─── GIVEN INFORMATION

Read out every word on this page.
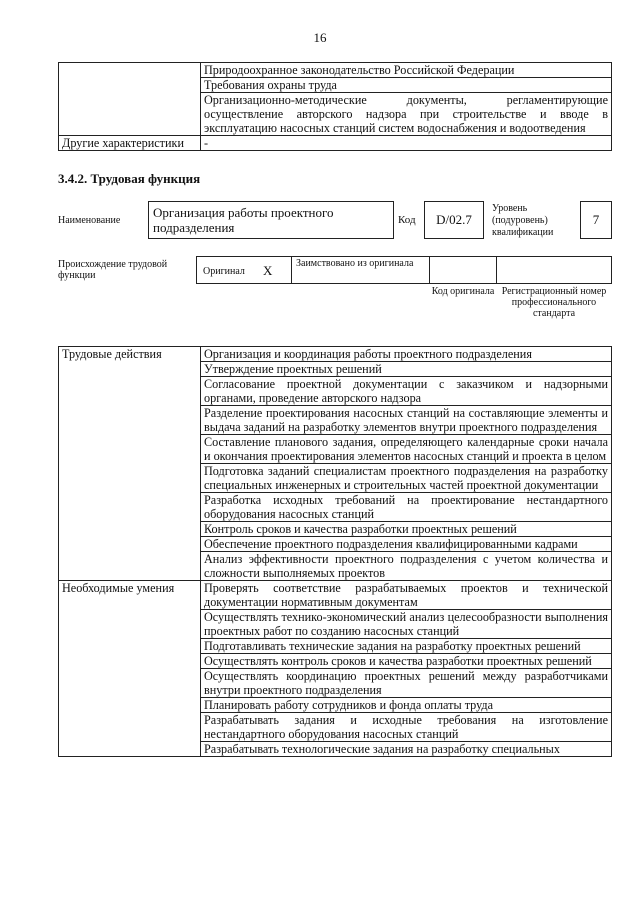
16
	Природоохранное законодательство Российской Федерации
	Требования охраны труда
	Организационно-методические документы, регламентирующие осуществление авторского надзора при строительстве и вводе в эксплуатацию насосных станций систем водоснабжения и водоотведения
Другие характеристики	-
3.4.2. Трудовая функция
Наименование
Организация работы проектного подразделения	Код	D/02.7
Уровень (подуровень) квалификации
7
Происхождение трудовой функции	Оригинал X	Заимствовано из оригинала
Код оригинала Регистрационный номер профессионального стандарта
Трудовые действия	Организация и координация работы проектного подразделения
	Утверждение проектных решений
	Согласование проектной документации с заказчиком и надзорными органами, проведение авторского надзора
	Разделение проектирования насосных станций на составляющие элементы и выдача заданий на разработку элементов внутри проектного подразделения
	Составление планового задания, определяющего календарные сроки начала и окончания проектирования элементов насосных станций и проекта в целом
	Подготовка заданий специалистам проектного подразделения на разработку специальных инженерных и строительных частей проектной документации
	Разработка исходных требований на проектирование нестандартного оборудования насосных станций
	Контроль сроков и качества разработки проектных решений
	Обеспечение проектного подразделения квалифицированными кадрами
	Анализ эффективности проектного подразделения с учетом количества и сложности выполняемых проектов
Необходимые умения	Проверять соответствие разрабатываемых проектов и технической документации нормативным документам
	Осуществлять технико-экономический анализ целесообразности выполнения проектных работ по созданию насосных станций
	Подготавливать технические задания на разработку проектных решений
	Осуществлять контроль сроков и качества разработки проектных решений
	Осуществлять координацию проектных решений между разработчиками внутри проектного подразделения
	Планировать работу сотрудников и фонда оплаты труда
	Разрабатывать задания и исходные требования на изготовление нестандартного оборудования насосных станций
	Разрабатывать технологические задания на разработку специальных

──────

DIRECTION
Give the data again exactly as written, with all pictures left out.

ANSWER TO THIS PROBLEM
Read out every word on this page.
16
	Природоохранное законодательство Российской Федерации
	Требования охраны труда
	Организационно-методические документы, регламентирующие осуществление авторского надзора при строительстве и вводе в эксплуатацию насосных станций систем водоснабжения и водоотведения
Другие характеристики	-
3.4.2. Трудовая функция
Наименование
Организация работы проектного подразделения	Код	D/02.7
Уровень (подуровень) квалификации
7
Происхождение трудовой функции	Оригинал X	Заимствовано из оригинала
Код оригинала Регистрационный номер профессионального стандарта
Трудовые действия	Организация и координация работы проектного подразделения
	Утверждение проектных решений
	Согласование проектной документации с заказчиком и надзорными органами, проведение авторского надзора
	Разделение проектирования насосных станций на составляющие элементы и выдача заданий на разработку элементов внутри проектного подразделения
	Составление планового задания, определяющего календарные сроки начала и окончания проектирования элементов насосных станций и проекта в целом
	Подготовка заданий специалистам проектного подразделения на разработку специальных инженерных и строительных частей проектной документации
	Разработка исходных требований на проектирование нестандартного оборудования насосных станций
	Контроль сроков и качества разработки проектных решений
	Обеспечение проектного подразделения квалифицированными кадрами
	Анализ эффективности проектного подразделения с учетом количества и сложности выполняемых проектов
Необходимые умения	Проверять соответствие разрабатываемых проектов и технической документации нормативным документам
	Осуществлять технико-экономический анализ целесообразности выполнения проектных работ по созданию насосных станций
	Подготавливать технические задания на разработку проектных решений
	Осуществлять контроль сроков и качества разработки проектных решений
	Осуществлять координацию проектных решений между разработчиками внутри проектного подразделения
	Планировать работу сотрудников и фонда оплаты труда
	Разрабатывать задания и исходные требования на изготовление нестандартного оборудования насосных станций
	Разрабатывать технологические задания на разработку специальных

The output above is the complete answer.